Saved entries:
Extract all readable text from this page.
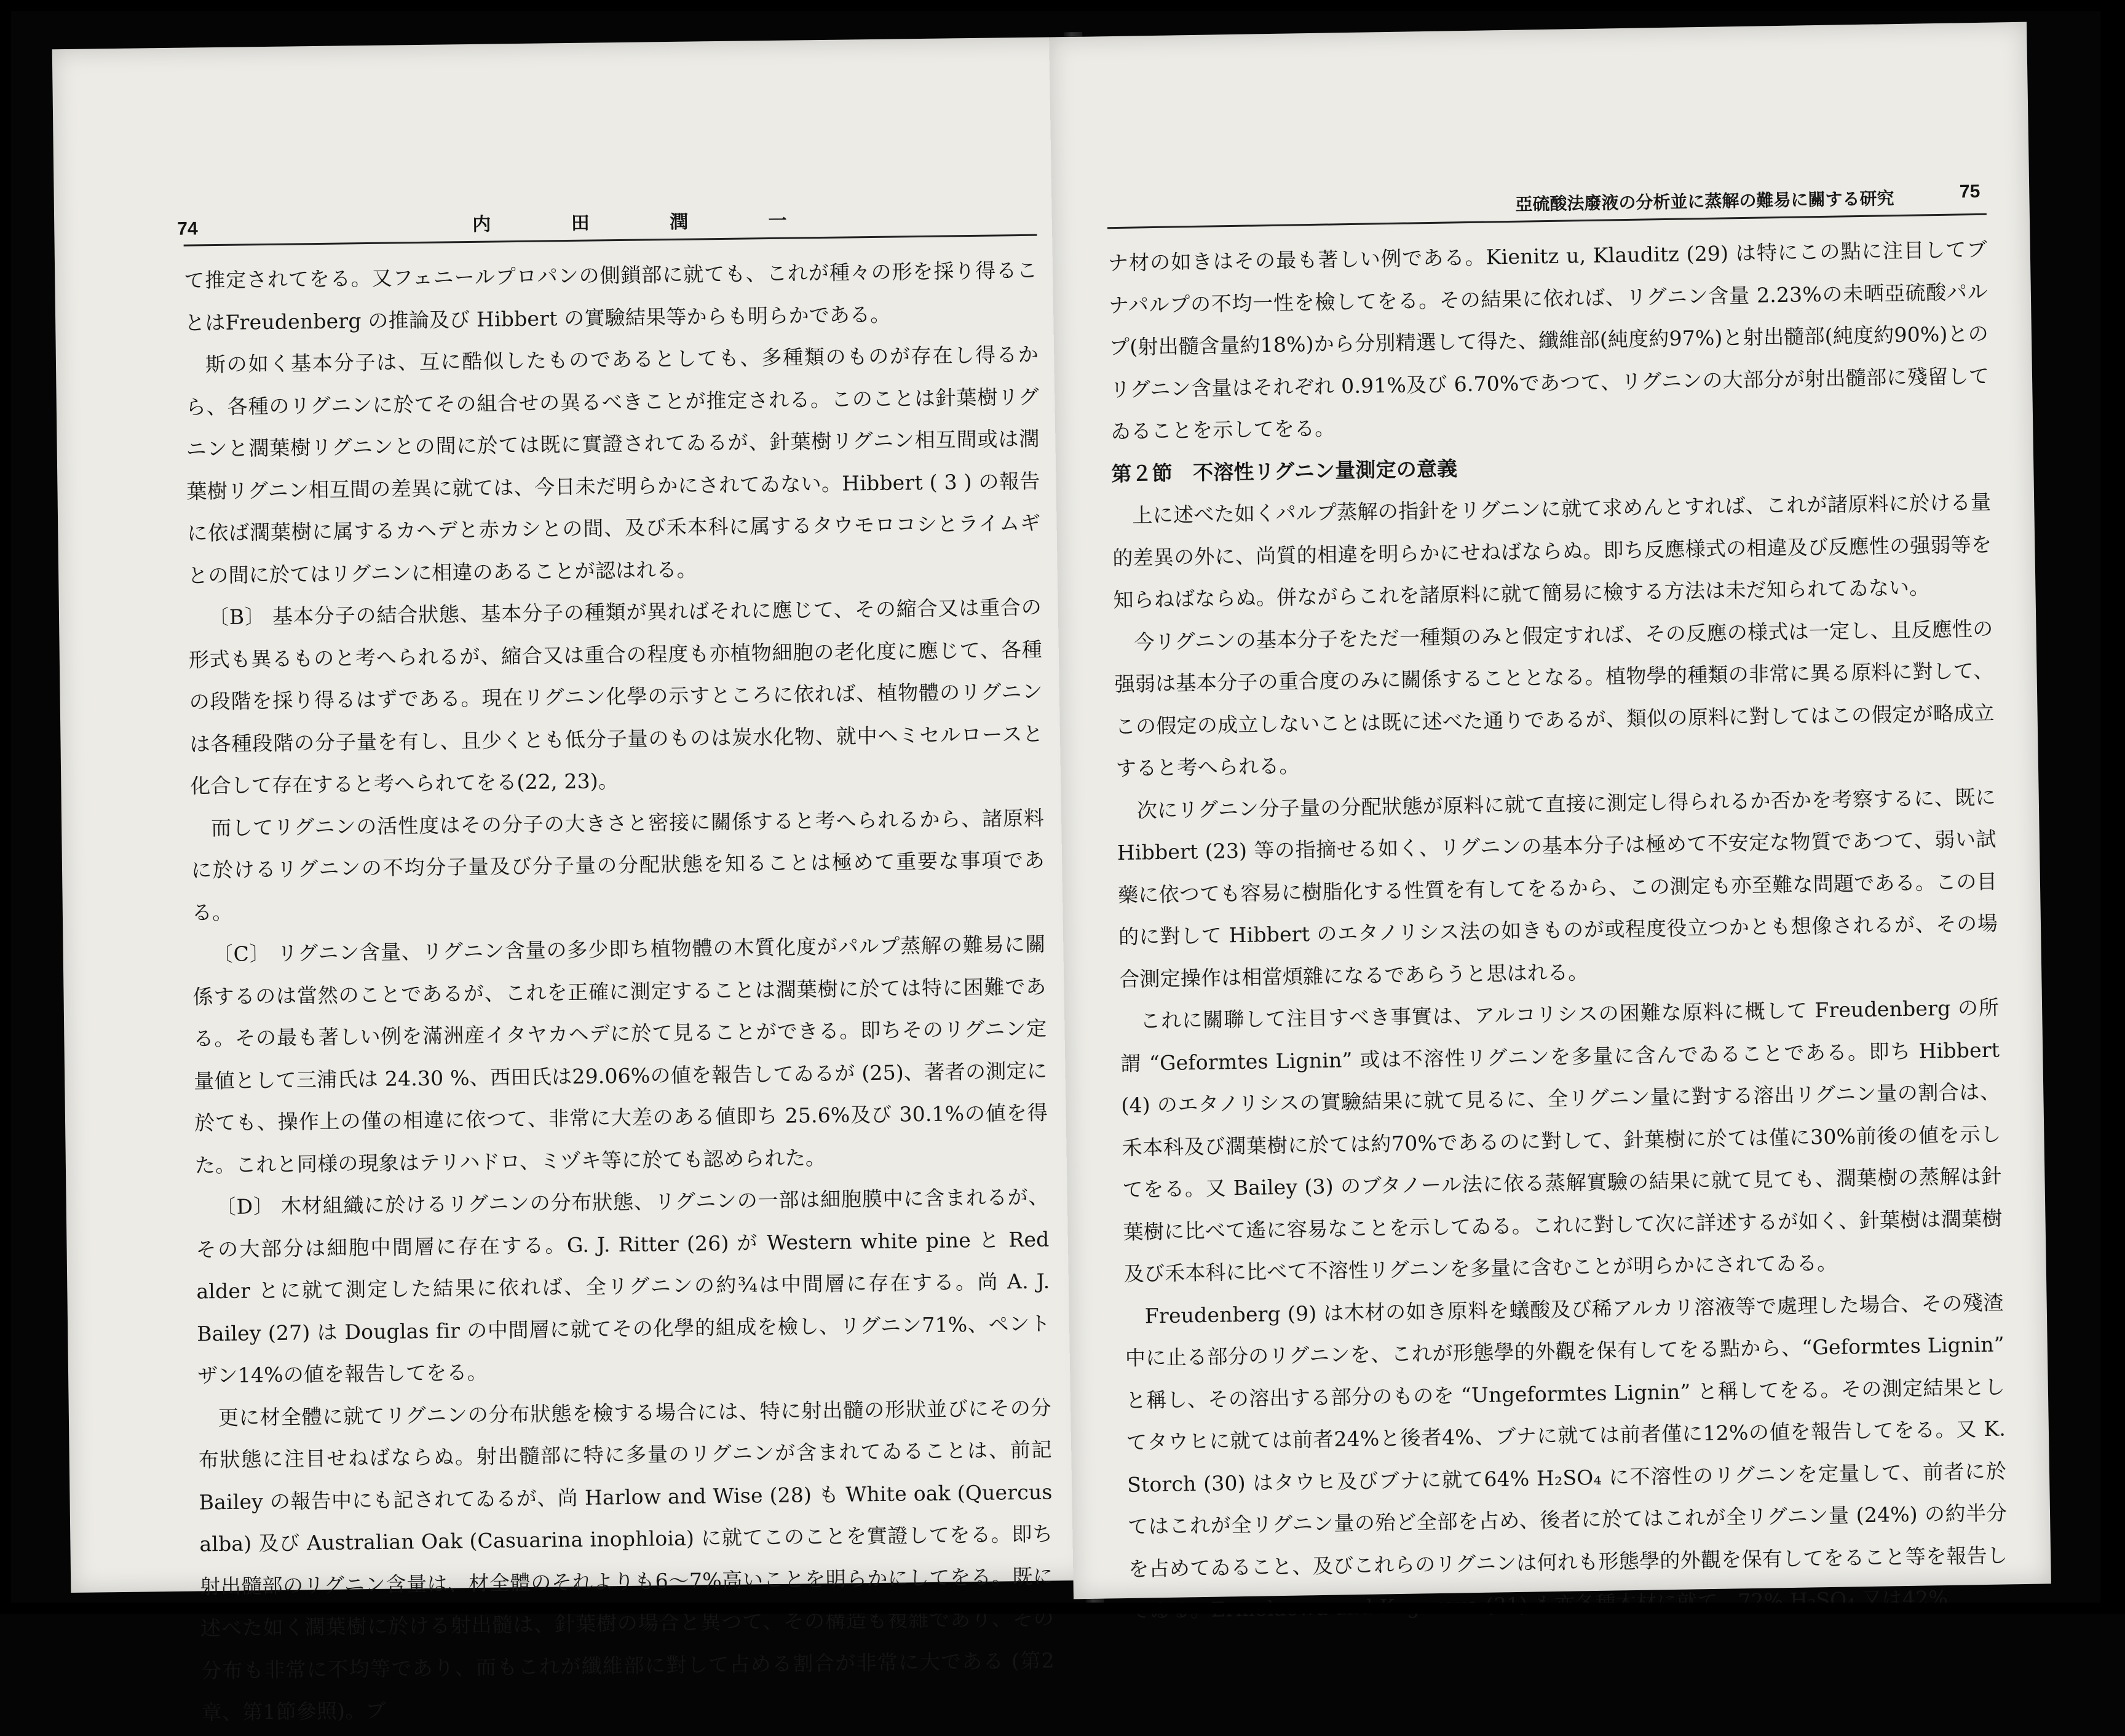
74	内 田 潤 一

て推定されてをる。又フェニールプロパンの側鎖部に就ても、これが種々の形を採り得ることはFreudenberg の推論及び Hibbert の實驗結果等からも明らかである。

斯の如く基本分子は、互に酷似したものであるとしても、多種類のものが存在し得るから、各種のリグニンに於てその組合せの異るべきことが推定される。このことは針葉樹リグニンと濶葉樹リグニンとの間に於ては既に實證されてゐるが、針葉樹リグニン相互間或は濶葉樹リグニン相互間の差異に就ては、今日未だ明らかにされてゐない。Hibbert ( 3 ) の報告に依ば濶葉樹に属するカヘデと赤カシとの間、及び禾本科に属するタウモロコシとライムギとの間に於てはリグニンに相違のあることが認はれる。

〔B〕 基本分子の結合狀態、基本分子の種類が異ればそれに應じて、その縮合又は重合の形式も異るものと考へられるが、縮合又は重合の程度も亦植物細胞の老化度に應じて、各種の段階を採り得るはずである。現在リグニン化學の示すところに依れば、植物體のリグニンは各種段階の分子量を有し、且少くとも低分子量のものは炭水化物、就中ヘミセルロースと化合して存在すると考へられてをる(22, 23)。

而してリグニンの活性度はその分子の大きさと密接に關係すると考へられるから、諸原料に於けるリグニンの不均分子量及び分子量の分配狀態を知ることは極めて重要な事項である。

〔C〕 リグニン含量、リグニン含量の多少即ち植物體の木質化度がパルプ蒸解の難易に關係するのは當然のことであるが、これを正確に測定することは濶葉樹に於ては特に困難である。その最も著しい例を滿洲産イタヤカヘデに於て見ることができる。即ちそのリグニン定量値として三浦氏は 24.30 %、西田氏は29.06%の値を報告してゐるが (25)、著者の測定に於ても、操作上の僅の相違に依つて、非常に大差のある値即ち 25.6%及び 30.1%の値を得た。これと同様の現象はテリハドロ、ミヅキ等に於ても認められた。

〔D〕 木材組織に於けるリグニンの分布狀態、リグニンの一部は細胞膜中に含まれるが、その大部分は細胞中間層に存在する。G. J. Ritter (26) が Western white pine と Red alder とに就て測定した結果に依れば、全リグニンの約¾は中間層に存在する。尚 A. J. Bailey (27) は Douglas fir の中間層に就てその化學的組成を檢し、リグニン71%、ペントザン14%の値を報告してをる。

更に材全體に就てリグニンの分布狀態を檢する場合には、特に射出髓の形狀並びにその分布狀態に注目せねばならぬ。射出髓部に特に多量のリグニンが含まれてゐることは、前記 Bailey の報告中にも記されてゐるが、尚 Harlow and Wise (28) も White oak (Quercus alba) 及び Australian Oak (Casuarina inophloia) に就てこのことを實證してをる。即ち射出髓部のリグニン含量は、材全體のそれよりも6～7%高いことを明らかにしてをる。既に述べた如く濶葉樹に於ける射出髓は、針葉樹の場合と異つて、その構造も複雜であり、その分布も非常に不均等であり、而もこれが纖維部に對して占める割合が非常に大である (第2章、第1節參照)。ブ

亞硫酸法廢液の分析並に蒸解の難易に關する研究	75

ナ材の如きはその最も著しい例である。Kienitz u, Klauditz (29) は特にこの點に注目してブナパルプの不均一性を檢してをる。その結果に依れば、リグニン含量 2.23%の未晒亞硫酸パルプ(射出髓含量約18%)から分別精選して得た、纖維部(純度約97%)と射出髓部(純度約90%)とのリグニン含量はそれぞれ 0.91%及び 6.70%であつて、リグニンの大部分が射出髓部に殘留してゐることを示してをる。

第２節　不溶性リグニン量測定の意義

上に述べた如くパルプ蒸解の指針をリグニンに就て求めんとすれば、これが諸原料に於ける量的差異の外に、尚質的相違を明らかにせねばならぬ。即ち反應様式の相違及び反應性の强弱等を知らねばならぬ。併ながらこれを諸原料に就て簡易に檢する方法は未だ知られてゐない。

今リグニンの基本分子をただ一種類のみと假定すれば、その反應の様式は一定し、且反應性の强弱は基本分子の重合度のみに關係することとなる。植物學的種類の非常に異る原料に對して、この假定の成立しないことは既に述べた通りであるが、類似の原料に對してはこの假定が略成立すると考へられる。

次にリグニン分子量の分配狀態が原料に就て直接に測定し得られるか否かを考察するに、既に Hibbert (23) 等の指摘せる如く、リグニンの基本分子は極めて不安定な物質であつて、弱い試藥に依つても容易に樹脂化する性質を有してをるから、この測定も亦至難な問題である。この目的に對して Hibbert のエタノリシス法の如きものが或程度役立つかとも想像されるが、その場合測定操作は相當煩雜になるであらうと思はれる。

これに關聯して注目すべき事實は、アルコリシスの困難な原料に概して Freudenberg の所謂 “Geformtes Lignin” 或は不溶性リグニンを多量に含んでゐることである。即ち Hibbert (4) のエタノリシスの實驗結果に就て見るに、全リグニン量に對する溶出リグニン量の割合は、禾本科及び濶葉樹に於ては約70%であるのに對して、針葉樹に於ては僅に30%前後の値を示してをる。又 Bailey (3) のブタノール法に依る蒸解實驗の結果に就て見ても、濶葉樹の蒸解は針葉樹に比べて遙に容易なことを示してゐる。これに對して次に詳述するが如く、針葉樹は濶葉樹及び禾本科に比べて不溶性リグニンを多量に含むことが明らかにされてゐる。

Freudenberg (9) は木材の如き原料を蟻酸及び稀アルカリ溶液等で處理した場合、その殘渣中に止る部分のリグニンを、これが形態學的外觀を保有してをる點から、“Geformtes Lignin” と稱し、その溶出する部分のものを “Ungeformtes Lignin” と稱してをる。その測定結果としてタウヒに就ては前者24%と後者4%、ブナに就ては前者僅に12%の値を報告してをる。又 K. Storch (30) はタウヒ及びブナに就て64% H₂SO₄ に不溶性のリグニンを定量して、前者に於てはこれが全リグニン量の殆ど全部を占め、後者に於てはこれが全リグニン量 (24%) の約半分を占めてゐること、及びこれらのリグニンは何れも形態學的外觀を保有してをること等を報告してゐる。Ermolaewa and Kogurova (31) も亦各種木材に就て、72% H₂SO₄ 又は42%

What to do: Scan the records above for the string "Bailey", then report every line that contains it.

Task response:
〔D〕 木材組織に於けるリグニンの分布狀態、リグニンの一部は細胞膜中に含まれるが、その大部分は細胞中間層に存在する。G. J. Ritter (26) が Western white pine と Red alder とに就て測定した結果に依れば、全リグニンの約¾は中間層に存在する。尚 A. J. Bailey (27) は Douglas fir の中間層に就てその化學的組成を檢し、リグニン71%、ペントザン14%の値を報告してをる。
更に材全體に就てリグニンの分布狀態を檢する場合には、特に射出髓の形狀並びにその分布狀態に注目せねばならぬ。射出髓部に特に多量のリグニンが含まれてゐることは、前記 Bailey の報告中にも記されてゐるが、尚 Harlow and Wise (28) も White oak (Quercus alba) 及び Australian Oak (Casuarina inophloia) に就てこのことを實證してをる。即ち射出髓部のリグニン含量は、材全體のそれよりも6～7%高いことを明らかにしてをる。既に述べた如く濶葉樹に於ける射出髓は、針葉樹の場合と異つて、その構造も複雜であり、その分布も非常に不均等であり、而もこれが纖維部に對して占める割合が非常に大である (第2章、第1節參照)。ブ
これに關聯して注目すべき事實は、アルコリシスの困難な原料に概して Freudenberg の所謂 “Geformtes Lignin” 或は不溶性リグニンを多量に含んでゐることである。即ち Hibbert (4) のエタノリシスの實驗結果に就て見るに、全リグニン量に對する溶出リグニン量の割合は、禾本科及び濶葉樹に於ては約70%であるのに對して、針葉樹に於ては僅に30%前後の値を示してをる。又 Bailey (3) のブタノール法に依る蒸解實驗の結果に就て見ても、濶葉樹の蒸解は針葉樹に比べて遙に容易なことを示してゐる。これに對して次に詳述するが如く、針葉樹は濶葉樹及び禾本科に比べて不溶性リグニンを多量に含むことが明らかにされてゐる。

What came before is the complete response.